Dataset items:
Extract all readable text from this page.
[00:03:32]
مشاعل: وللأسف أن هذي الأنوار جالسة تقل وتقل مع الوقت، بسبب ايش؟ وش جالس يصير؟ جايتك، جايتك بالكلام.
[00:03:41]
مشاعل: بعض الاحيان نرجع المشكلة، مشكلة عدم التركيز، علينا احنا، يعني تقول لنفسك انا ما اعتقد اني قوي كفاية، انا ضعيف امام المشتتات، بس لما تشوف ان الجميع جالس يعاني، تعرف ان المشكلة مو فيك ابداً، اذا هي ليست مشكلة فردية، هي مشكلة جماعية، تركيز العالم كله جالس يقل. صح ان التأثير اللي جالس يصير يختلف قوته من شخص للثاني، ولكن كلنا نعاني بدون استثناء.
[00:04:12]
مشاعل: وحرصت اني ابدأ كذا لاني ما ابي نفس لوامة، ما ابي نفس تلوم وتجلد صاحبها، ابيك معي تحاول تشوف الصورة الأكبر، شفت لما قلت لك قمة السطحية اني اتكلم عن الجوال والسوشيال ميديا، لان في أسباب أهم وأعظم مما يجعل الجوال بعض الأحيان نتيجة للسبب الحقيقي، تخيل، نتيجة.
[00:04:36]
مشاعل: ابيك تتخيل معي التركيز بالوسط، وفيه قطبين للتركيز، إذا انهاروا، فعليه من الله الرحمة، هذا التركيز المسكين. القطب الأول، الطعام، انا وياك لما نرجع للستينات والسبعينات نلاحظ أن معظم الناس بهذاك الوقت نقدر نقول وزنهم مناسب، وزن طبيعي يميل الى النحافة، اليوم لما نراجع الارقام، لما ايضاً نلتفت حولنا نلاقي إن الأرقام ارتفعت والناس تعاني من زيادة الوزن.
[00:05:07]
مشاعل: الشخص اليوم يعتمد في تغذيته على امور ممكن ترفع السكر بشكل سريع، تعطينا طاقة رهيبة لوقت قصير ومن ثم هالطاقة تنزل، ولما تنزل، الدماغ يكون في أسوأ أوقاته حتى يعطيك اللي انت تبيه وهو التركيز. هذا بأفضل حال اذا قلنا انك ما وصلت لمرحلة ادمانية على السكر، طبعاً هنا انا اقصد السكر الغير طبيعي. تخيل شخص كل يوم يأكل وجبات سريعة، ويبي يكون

■ Required task ■
Transcribe each entry precisely, missing none.

■ Correct output ■
Extract all readable text from this page.
[00:03:32]
مشاعل: وللأسف أن هذي الأنوار جالسة تقل وتقل مع الوقت، بسبب ايش؟ وش جالس يصير؟ جايتك، جايتك بالكلام.
[00:03:41]
مشاعل: بعض الاحيان نرجع المشكلة، مشكلة عدم التركيز، علينا احنا، يعني تقول لنفسك انا ما اعتقد اني قوي كفاية، انا ضعيف امام المشتتات، بس لما تشوف ان الجميع جالس يعاني، تعرف ان المشكلة مو فيك ابداً، اذا هي ليست مشكلة فردية، هي مشكلة جماعية، تركيز العالم كله جالس يقل. صح ان التأثير اللي جالس يصير يختلف قوته من شخص للثاني، ولكن كلنا نعاني بدون استثناء.
[00:04:12]
مشاعل: وحرصت اني ابدأ كذا لاني ما ابي نفس لوامة، ما ابي نفس تلوم وتجلد صاحبها، ابيك معي تحاول تشوف الصورة الأكبر، شفت لما قلت لك قمة السطحية اني اتكلم عن الجوال والسوشيال ميديا، لان في أسباب أهم وأعظم مما يجعل الجوال بعض الأحيان نتيجة للسبب الحقيقي، تخيل، نتيجة.
[00:04:36]
مشاعل: ابيك تتخيل معي التركيز بالوسط، وفيه قطبين للتركيز، إذا انهاروا، فعليه من الله الرحمة، هذا التركيز المسكين. القطب الأول، الطعام، انا وياك لما نرجع للستينات والسبعينات نلاحظ أن معظم الناس بهذاك الوقت نقدر نقول وزنهم مناسب، وزن طبيعي يميل الى النحافة، اليوم لما نراجع الارقام، لما ايضاً نلتفت حولنا نلاقي إن الأرقام ارتفعت والناس تعاني من زيادة الوزن.
[00:05:07]
مشاعل: الشخص اليوم يعتمد في تغذيته على امور ممكن ترفع السكر بشكل سريع، تعطينا طاقة رهيبة لوقت قصير ومن ثم هالطاقة تنزل، ولما تنزل، الدماغ يكون في أسوأ أوقاته حتى يعطيك اللي انت تبيه وهو التركيز. هذا بأفضل حال اذا قلنا انك ما وصلت لمرحلة ادمانية على السكر، طبعاً هنا انا اقصد السكر الغير طبيعي. تخيل شخص كل يوم يأكل وجبات سريعة، ويبي يكون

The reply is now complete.